Every entry must be duplicated precisely as written.

A run of records

===============

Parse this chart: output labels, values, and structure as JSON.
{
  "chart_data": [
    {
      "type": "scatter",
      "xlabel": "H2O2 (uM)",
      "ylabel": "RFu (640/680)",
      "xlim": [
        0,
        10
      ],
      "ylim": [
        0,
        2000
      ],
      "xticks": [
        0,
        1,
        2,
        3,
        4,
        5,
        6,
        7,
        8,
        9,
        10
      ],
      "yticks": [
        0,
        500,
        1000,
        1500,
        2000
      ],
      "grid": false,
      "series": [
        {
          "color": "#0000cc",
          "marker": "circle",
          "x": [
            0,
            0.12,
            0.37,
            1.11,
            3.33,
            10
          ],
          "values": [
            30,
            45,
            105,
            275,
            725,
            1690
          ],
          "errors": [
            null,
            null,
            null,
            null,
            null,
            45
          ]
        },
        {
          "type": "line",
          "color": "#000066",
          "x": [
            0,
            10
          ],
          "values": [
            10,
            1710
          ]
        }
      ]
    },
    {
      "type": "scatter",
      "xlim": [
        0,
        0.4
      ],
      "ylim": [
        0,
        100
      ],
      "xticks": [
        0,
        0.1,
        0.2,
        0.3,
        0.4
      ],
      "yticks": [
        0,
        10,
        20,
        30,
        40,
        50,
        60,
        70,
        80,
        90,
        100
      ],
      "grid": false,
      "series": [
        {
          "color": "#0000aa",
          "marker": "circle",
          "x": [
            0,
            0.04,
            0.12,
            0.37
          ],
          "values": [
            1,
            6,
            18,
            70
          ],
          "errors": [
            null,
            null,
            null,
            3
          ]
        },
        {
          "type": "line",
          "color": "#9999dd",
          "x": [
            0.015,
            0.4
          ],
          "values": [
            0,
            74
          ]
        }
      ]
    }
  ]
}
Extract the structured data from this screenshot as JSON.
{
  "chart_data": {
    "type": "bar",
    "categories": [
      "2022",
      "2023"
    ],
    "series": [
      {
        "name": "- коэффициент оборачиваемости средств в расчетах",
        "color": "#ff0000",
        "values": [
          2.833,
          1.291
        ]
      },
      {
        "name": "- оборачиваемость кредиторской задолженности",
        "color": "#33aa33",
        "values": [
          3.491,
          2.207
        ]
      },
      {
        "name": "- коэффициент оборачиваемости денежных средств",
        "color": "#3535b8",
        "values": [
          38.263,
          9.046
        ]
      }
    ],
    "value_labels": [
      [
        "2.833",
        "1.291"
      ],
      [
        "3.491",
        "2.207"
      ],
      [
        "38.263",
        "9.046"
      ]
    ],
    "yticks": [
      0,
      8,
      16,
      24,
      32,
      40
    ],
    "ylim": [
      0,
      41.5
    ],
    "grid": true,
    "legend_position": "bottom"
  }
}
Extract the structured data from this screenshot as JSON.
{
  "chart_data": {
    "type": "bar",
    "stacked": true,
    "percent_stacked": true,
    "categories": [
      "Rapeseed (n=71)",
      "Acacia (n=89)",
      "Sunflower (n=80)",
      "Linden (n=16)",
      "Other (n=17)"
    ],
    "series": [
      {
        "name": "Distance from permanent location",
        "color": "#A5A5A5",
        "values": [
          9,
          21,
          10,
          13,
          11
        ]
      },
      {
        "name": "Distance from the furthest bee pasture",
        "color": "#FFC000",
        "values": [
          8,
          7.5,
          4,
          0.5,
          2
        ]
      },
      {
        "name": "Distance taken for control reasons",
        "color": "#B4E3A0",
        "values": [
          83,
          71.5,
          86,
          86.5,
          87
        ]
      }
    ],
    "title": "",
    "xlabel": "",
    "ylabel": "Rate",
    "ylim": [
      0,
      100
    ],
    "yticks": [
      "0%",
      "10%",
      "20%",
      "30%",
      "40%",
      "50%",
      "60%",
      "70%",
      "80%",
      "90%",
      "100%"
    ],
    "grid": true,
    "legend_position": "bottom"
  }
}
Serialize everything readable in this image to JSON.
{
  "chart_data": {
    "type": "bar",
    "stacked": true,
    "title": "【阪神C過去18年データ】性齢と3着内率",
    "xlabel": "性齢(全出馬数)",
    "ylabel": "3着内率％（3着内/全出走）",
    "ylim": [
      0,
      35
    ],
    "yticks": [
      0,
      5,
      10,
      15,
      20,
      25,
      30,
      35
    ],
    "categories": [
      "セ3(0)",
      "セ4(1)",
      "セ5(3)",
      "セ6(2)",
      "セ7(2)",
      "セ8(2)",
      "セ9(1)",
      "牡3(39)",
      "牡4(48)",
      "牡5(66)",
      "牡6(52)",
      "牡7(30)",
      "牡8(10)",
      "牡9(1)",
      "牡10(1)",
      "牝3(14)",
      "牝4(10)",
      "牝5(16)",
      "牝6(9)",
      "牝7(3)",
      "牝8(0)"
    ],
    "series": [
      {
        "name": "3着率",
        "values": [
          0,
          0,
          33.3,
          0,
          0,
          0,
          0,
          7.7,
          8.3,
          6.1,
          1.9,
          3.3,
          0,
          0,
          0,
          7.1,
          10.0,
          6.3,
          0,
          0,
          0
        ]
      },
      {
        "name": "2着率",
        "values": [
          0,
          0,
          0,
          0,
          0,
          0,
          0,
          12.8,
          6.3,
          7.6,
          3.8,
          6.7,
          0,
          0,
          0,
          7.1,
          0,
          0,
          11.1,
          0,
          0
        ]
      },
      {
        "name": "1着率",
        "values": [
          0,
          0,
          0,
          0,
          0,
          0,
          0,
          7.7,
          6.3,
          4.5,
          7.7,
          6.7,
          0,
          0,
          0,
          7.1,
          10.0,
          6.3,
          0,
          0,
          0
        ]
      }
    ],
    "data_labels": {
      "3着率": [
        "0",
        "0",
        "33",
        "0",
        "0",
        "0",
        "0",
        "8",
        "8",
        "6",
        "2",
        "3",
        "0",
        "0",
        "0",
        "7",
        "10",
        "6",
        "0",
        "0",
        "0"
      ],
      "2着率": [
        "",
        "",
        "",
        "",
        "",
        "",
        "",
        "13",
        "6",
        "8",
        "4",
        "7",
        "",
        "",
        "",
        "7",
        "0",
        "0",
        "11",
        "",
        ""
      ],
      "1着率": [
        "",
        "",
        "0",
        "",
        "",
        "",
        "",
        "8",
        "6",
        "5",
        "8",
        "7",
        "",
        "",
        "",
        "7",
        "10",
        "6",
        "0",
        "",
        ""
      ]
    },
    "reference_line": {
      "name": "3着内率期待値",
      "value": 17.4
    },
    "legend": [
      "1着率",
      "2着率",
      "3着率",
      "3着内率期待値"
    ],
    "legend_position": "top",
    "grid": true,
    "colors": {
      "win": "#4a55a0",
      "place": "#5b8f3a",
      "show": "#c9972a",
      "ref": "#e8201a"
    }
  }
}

===============

--- RESPONSE TO THE EXERCISE ---
Parse this chart: output labels, values, and structure as JSON.
{
  "chart_data": [
    {
      "type": "scatter",
      "xlabel": "H2O2 (uM)",
      "ylabel": "RFu (640/680)",
      "xlim": [
        0,
        10
      ],
      "ylim": [
        0,
        2000
      ],
      "xticks": [
        0,
        1,
        2,
        3,
        4,
        5,
        6,
        7,
        8,
        9,
        10
      ],
      "yticks": [
        0,
        500,
        1000,
        1500,
        2000
      ],
      "grid": false,
      "series": [
        {
          "color": "#0000cc",
          "marker": "circle",
          "x": [
            0,
            0.12,
            0.37,
            1.11,
            3.33,
            10
          ],
          "values": [
            30,
            45,
            105,
            275,
            725,
            1690
          ],
          "errors": [
            null,
            null,
            null,
            null,
            null,
            45
          ]
        },
        {
          "type": "line",
          "color": "#000066",
          "x": [
            0,
            10
          ],
          "values": [
            10,
            1710
          ]
        }
      ]
    },
    {
      "type": "scatter",
      "xlim": [
        0,
        0.4
      ],
      "ylim": [
        0,
        100
      ],
      "xticks": [
        0,
        0.1,
        0.2,
        0.3,
        0.4
      ],
      "yticks": [
        0,
        10,
        20,
        30,
        40,
        50,
        60,
        70,
        80,
        90,
        100
      ],
      "grid": false,
      "series": [
        {
          "color": "#0000aa",
          "marker": "circle",
          "x": [
            0,
            0.04,
            0.12,
            0.37
          ],
          "values": [
            1,
            6,
            18,
            70
          ],
          "errors": [
            null,
            null,
            null,
            3
          ]
        },
        {
          "type": "line",
          "color": "#9999dd",
          "x": [
            0.015,
            0.4
          ],
          "values": [
            0,
            74
          ]
        }
      ]
    }
  ]
}
Extract the structured data from this screenshot as JSON.
{
  "chart_data": {
    "type": "bar",
    "categories": [
      "2022",
      "2023"
    ],
    "series": [
      {
        "name": "- коэффициент оборачиваемости средств в расчетах",
        "color": "#ff0000",
        "values": [
          2.833,
          1.291
        ]
      },
      {
        "name": "- оборачиваемость кредиторской задолженности",
        "color": "#33aa33",
        "values": [
          3.491,
          2.207
        ]
      },
      {
        "name": "- коэффициент оборачиваемости денежных средств",
        "color": "#3535b8",
        "values": [
          38.263,
          9.046
        ]
      }
    ],
    "value_labels": [
      [
        "2.833",
        "1.291"
      ],
      [
        "3.491",
        "2.207"
      ],
      [
        "38.263",
        "9.046"
      ]
    ],
    "yticks": [
      0,
      8,
      16,
      24,
      32,
      40
    ],
    "ylim": [
      0,
      41.5
    ],
    "grid": true,
    "legend_position": "bottom"
  }
}
Extract the structured data from this screenshot as JSON.
{
  "chart_data": {
    "type": "bar",
    "stacked": true,
    "percent_stacked": true,
    "categories": [
      "Rapeseed (n=71)",
      "Acacia (n=89)",
      "Sunflower (n=80)",
      "Linden (n=16)",
      "Other (n=17)"
    ],
    "series": [
      {
        "name": "Distance from permanent location",
        "color": "#A5A5A5",
        "values": [
          9,
          21,
          10,
          13,
          11
        ]
      },
      {
        "name": "Distance from the furthest bee pasture",
        "color": "#FFC000",
        "values": [
          8,
          7.5,
          4,
          0.5,
          2
        ]
      },
      {
        "name": "Distance taken for control reasons",
        "color": "#B4E3A0",
        "values": [
          83,
          71.5,
          86,
          86.5,
          87
        ]
      }
    ],
    "title": "",
    "xlabel": "",
    "ylabel": "Rate",
    "ylim": [
      0,
      100
    ],
    "yticks": [
      "0%",
      "10%",
      "20%",
      "30%",
      "40%",
      "50%",
      "60%",
      "70%",
      "80%",
      "90%",
      "100%"
    ],
    "grid": true,
    "legend_position": "bottom"
  }
}
Serialize everything readable in this image to JSON.
{
  "chart_data": {
    "type": "bar",
    "stacked": true,
    "title": "【阪神C過去18年データ】性齢と3着内率",
    "xlabel": "性齢(全出馬数)",
    "ylabel": "3着内率％（3着内/全出走）",
    "ylim": [
      0,
      35
    ],
    "yticks": [
      0,
      5,
      10,
      15,
      20,
      25,
      30,
      35
    ],
    "categories": [
      "セ3(0)",
      "セ4(1)",
      "セ5(3)",
      "セ6(2)",
      "セ7(2)",
      "セ8(2)",
      "セ9(1)",
      "牡3(39)",
      "牡4(48)",
      "牡5(66)",
      "牡6(52)",
      "牡7(30)",
      "牡8(10)",
      "牡9(1)",
      "牡10(1)",
      "牝3(14)",
      "牝4(10)",
      "牝5(16)",
      "牝6(9)",
      "牝7(3)",
      "牝8(0)"
    ],
    "series": [
      {
        "name": "3着率",
        "values": [
          0,
          0,
          33.3,
          0,
          0,
          0,
          0,
          7.7,
          8.3,
          6.1,
          1.9,
          3.3,
          0,
          0,
          0,
          7.1,
          10.0,
          6.3,
          0,
          0,
          0
        ]
      },
      {
        "name": "2着率",
        "values": [
          0,
          0,
          0,
          0,
          0,
          0,
          0,
          12.8,
          6.3,
          7.6,
          3.8,
          6.7,
          0,
          0,
          0,
          7.1,
          0,
          0,
          11.1,
          0,
          0
        ]
      },
      {
        "name": "1着率",
        "values": [
          0,
          0,
          0,
          0,
          0,
          0,
          0,
          7.7,
          6.3,
          4.5,
          7.7,
          6.7,
          0,
          0,
          0,
          7.1,
          10.0,
          6.3,
          0,
          0,
          0
        ]
      }
    ],
    "data_labels": {
      "3着率": [
        "0",
        "0",
        "33",
        "0",
        "0",
        "0",
        "0",
        "8",
        "8",
        "6",
        "2",
        "3",
        "0",
        "0",
        "0",
        "7",
        "10",
        "6",
        "0",
        "0",
        "0"
      ],
      "2着率": [
        "",
        "",
        "",
        "",
        "",
        "",
        "",
        "13",
        "6",
        "8",
        "4",
        "7",
        "",
        "",
        "",
        "7",
        "0",
        "0",
        "11",
        "",
        ""
      ],
      "1着率": [
        "",
        "",
        "0",
        "",
        "",
        "",
        "",
        "8",
        "6",
        "5",
        "8",
        "7",
        "",
        "",
        "",
        "7",
        "10",
        "6",
        "0",
        "",
        ""
      ]
    },
    "reference_line": {
      "name": "3着内率期待値",
      "value": 17.4
    },
    "legend": [
      "1着率",
      "2着率",
      "3着率",
      "3着内率期待値"
    ],
    "legend_position": "top",
    "grid": true,
    "colors": {
      "win": "#4a55a0",
      "place": "#5b8f3a",
      "show": "#c9972a",
      "ref": "#e8201a"
    }
  }
}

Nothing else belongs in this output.